GIVEN PROBLEM:
Quote the whole listing word for word, please.

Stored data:
□ □ □ □ □ □ □

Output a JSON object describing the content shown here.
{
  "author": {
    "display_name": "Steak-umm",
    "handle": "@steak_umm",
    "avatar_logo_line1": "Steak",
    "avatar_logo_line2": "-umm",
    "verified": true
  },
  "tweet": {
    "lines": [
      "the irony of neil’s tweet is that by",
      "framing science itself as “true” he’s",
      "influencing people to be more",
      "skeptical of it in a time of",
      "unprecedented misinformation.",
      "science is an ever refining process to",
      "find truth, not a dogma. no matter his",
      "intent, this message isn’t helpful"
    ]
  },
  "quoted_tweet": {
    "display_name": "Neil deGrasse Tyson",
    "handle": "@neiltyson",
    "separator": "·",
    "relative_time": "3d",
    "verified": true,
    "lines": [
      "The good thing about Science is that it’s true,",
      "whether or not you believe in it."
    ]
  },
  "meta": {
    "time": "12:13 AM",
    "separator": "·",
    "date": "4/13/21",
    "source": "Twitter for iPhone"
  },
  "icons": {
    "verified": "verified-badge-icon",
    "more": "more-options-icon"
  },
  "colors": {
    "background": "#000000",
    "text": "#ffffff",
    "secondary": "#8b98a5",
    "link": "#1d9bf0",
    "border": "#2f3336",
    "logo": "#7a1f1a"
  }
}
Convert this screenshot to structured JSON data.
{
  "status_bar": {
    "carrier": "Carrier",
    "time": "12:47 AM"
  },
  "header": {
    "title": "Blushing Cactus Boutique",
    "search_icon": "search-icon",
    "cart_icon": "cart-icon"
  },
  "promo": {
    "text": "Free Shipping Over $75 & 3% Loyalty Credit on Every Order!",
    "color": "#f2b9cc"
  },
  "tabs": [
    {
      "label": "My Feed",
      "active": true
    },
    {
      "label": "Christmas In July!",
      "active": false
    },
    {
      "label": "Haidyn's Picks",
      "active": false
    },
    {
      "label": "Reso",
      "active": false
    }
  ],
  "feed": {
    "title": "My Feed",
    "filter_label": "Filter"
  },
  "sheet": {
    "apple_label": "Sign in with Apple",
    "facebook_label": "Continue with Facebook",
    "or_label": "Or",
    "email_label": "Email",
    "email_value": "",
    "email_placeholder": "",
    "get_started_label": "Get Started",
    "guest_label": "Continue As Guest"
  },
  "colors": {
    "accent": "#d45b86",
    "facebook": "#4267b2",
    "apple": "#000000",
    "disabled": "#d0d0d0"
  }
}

□ □ □ □ □ □ □

FINAL ANSWER:
Output a JSON object describing the content shown here.
{
  "author": {
    "display_name": "Steak-umm",
    "handle": "@steak_umm",
    "avatar_logo_line1": "Steak",
    "avatar_logo_line2": "-umm",
    "verified": true
  },
  "tweet": {
    "lines": [
      "the irony of neil’s tweet is that by",
      "framing science itself as “true” he’s",
      "influencing people to be more",
      "skeptical of it in a time of",
      "unprecedented misinformation.",
      "science is an ever refining process to",
      "find truth, not a dogma. no matter his",
      "intent, this message isn’t helpful"
    ]
  },
  "quoted_tweet": {
    "display_name": "Neil deGrasse Tyson",
    "handle": "@neiltyson",
    "separator": "·",
    "relative_time": "3d",
    "verified": true,
    "lines": [
      "The good thing about Science is that it’s true,",
      "whether or not you believe in it."
    ]
  },
  "meta": {
    "time": "12:13 AM",
    "separator": "·",
    "date": "4/13/21",
    "source": "Twitter for iPhone"
  },
  "icons": {
    "verified": "verified-badge-icon",
    "more": "more-options-icon"
  },
  "colors": {
    "background": "#000000",
    "text": "#ffffff",
    "secondary": "#8b98a5",
    "link": "#1d9bf0",
    "border": "#2f3336",
    "logo": "#7a1f1a"
  }
}
Convert this screenshot to structured JSON data.
{
  "status_bar": {
    "carrier": "Carrier",
    "time": "12:47 AM"
  },
  "header": {
    "title": "Blushing Cactus Boutique",
    "search_icon": "search-icon",
    "cart_icon": "cart-icon"
  },
  "promo": {
    "text": "Free Shipping Over $75 & 3% Loyalty Credit on Every Order!",
    "color": "#f2b9cc"
  },
  "tabs": [
    {
      "label": "My Feed",
      "active": true
    },
    {
      "label": "Christmas In July!",
      "active": false
    },
    {
      "label": "Haidyn's Picks",
      "active": false
    },
    {
      "label": "Reso",
      "active": false
    }
  ],
  "feed": {
    "title": "My Feed",
    "filter_label": "Filter"
  },
  "sheet": {
    "apple_label": "Sign in with Apple",
    "facebook_label": "Continue with Facebook",
    "or_label": "Or",
    "email_label": "Email",
    "email_value": "",
    "email_placeholder": "",
    "get_started_label": "Get Started",
    "guest_label": "Continue As Guest"
  },
  "colors": {
    "accent": "#d45b86",
    "facebook": "#4267b2",
    "apple": "#000000",
    "disabled": "#d0d0d0"
  }
}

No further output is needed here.